WORK REQUIRED:
Reproduce all of the data word for word.

TASK INPUTS:

%%

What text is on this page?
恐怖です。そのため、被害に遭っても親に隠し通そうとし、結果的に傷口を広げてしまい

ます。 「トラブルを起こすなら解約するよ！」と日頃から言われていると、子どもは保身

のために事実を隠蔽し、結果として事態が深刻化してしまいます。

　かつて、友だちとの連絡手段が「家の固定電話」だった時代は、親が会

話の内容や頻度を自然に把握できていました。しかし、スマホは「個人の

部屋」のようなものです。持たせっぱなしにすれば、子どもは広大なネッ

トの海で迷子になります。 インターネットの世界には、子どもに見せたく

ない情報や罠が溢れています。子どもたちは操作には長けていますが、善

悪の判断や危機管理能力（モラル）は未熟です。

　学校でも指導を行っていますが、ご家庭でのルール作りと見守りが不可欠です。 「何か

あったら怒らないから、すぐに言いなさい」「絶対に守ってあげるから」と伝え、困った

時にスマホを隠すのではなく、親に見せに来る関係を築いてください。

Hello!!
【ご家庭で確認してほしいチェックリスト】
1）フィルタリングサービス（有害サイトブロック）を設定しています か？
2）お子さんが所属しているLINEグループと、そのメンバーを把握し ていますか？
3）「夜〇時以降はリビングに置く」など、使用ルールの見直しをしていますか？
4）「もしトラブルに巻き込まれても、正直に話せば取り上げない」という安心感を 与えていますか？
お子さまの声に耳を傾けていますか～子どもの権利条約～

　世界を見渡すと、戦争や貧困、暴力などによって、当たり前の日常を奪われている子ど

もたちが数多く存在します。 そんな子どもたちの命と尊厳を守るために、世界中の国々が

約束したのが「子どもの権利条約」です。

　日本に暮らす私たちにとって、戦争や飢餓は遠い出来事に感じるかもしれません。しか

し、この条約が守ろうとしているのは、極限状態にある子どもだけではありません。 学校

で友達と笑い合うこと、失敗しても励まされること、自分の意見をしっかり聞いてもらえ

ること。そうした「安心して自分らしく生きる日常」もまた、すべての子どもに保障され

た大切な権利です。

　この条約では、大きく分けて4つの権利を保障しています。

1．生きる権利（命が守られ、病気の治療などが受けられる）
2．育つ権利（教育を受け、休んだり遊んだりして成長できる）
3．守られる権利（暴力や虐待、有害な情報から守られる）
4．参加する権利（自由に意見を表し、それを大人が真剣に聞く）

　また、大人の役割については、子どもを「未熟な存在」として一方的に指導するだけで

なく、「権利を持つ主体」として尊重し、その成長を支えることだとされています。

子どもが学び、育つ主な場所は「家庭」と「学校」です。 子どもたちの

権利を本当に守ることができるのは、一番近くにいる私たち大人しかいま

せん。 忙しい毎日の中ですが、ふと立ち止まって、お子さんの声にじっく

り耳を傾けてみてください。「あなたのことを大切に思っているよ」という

%%

OUTPUT:
What text is on this page?
恐怖です。そのため、被害に遭っても親に隠し通そうとし、結果的に傷口を広げてしまい

ます。 「トラブルを起こすなら解約するよ！」と日頃から言われていると、子どもは保身

のために事実を隠蔽し、結果として事態が深刻化してしまいます。

　かつて、友だちとの連絡手段が「家の固定電話」だった時代は、親が会

話の内容や頻度を自然に把握できていました。しかし、スマホは「個人の

部屋」のようなものです。持たせっぱなしにすれば、子どもは広大なネッ

トの海で迷子になります。 インターネットの世界には、子どもに見せたく

ない情報や罠が溢れています。子どもたちは操作には長けていますが、善

悪の判断や危機管理能力（モラル）は未熟です。

　学校でも指導を行っていますが、ご家庭でのルール作りと見守りが不可欠です。 「何か

あったら怒らないから、すぐに言いなさい」「絶対に守ってあげるから」と伝え、困った

時にスマホを隠すのではなく、親に見せに来る関係を築いてください。

Hello!!
【ご家庭で確認してほしいチェックリスト】
1）フィルタリングサービス（有害サイトブロック）を設定しています か？
2）お子さんが所属しているLINEグループと、そのメンバーを把握し ていますか？
3）「夜〇時以降はリビングに置く」など、使用ルールの見直しをしていますか？
4）「もしトラブルに巻き込まれても、正直に話せば取り上げない」という安心感を 与えていますか？
お子さまの声に耳を傾けていますか～子どもの権利条約～

　世界を見渡すと、戦争や貧困、暴力などによって、当たり前の日常を奪われている子ど

もたちが数多く存在します。 そんな子どもたちの命と尊厳を守るために、世界中の国々が

約束したのが「子どもの権利条約」です。

　日本に暮らす私たちにとって、戦争や飢餓は遠い出来事に感じるかもしれません。しか

し、この条約が守ろうとしているのは、極限状態にある子どもだけではありません。 学校

で友達と笑い合うこと、失敗しても励まされること、自分の意見をしっかり聞いてもらえ

ること。そうした「安心して自分らしく生きる日常」もまた、すべての子どもに保障され

た大切な権利です。

　この条約では、大きく分けて4つの権利を保障しています。

1．生きる権利（命が守られ、病気の治療などが受けられる）
2．育つ権利（教育を受け、休んだり遊んだりして成長できる）
3．守られる権利（暴力や虐待、有害な情報から守られる）
4．参加する権利（自由に意見を表し、それを大人が真剣に聞く）

　また、大人の役割については、子どもを「未熟な存在」として一方的に指導するだけで

なく、「権利を持つ主体」として尊重し、その成長を支えることだとされています。

子どもが学び、育つ主な場所は「家庭」と「学校」です。 子どもたちの

権利を本当に守ることができるのは、一番近くにいる私たち大人しかいま

せん。 忙しい毎日の中ですが、ふと立ち止まって、お子さんの声にじっく

り耳を傾けてみてください。「あなたのことを大切に思っているよ」という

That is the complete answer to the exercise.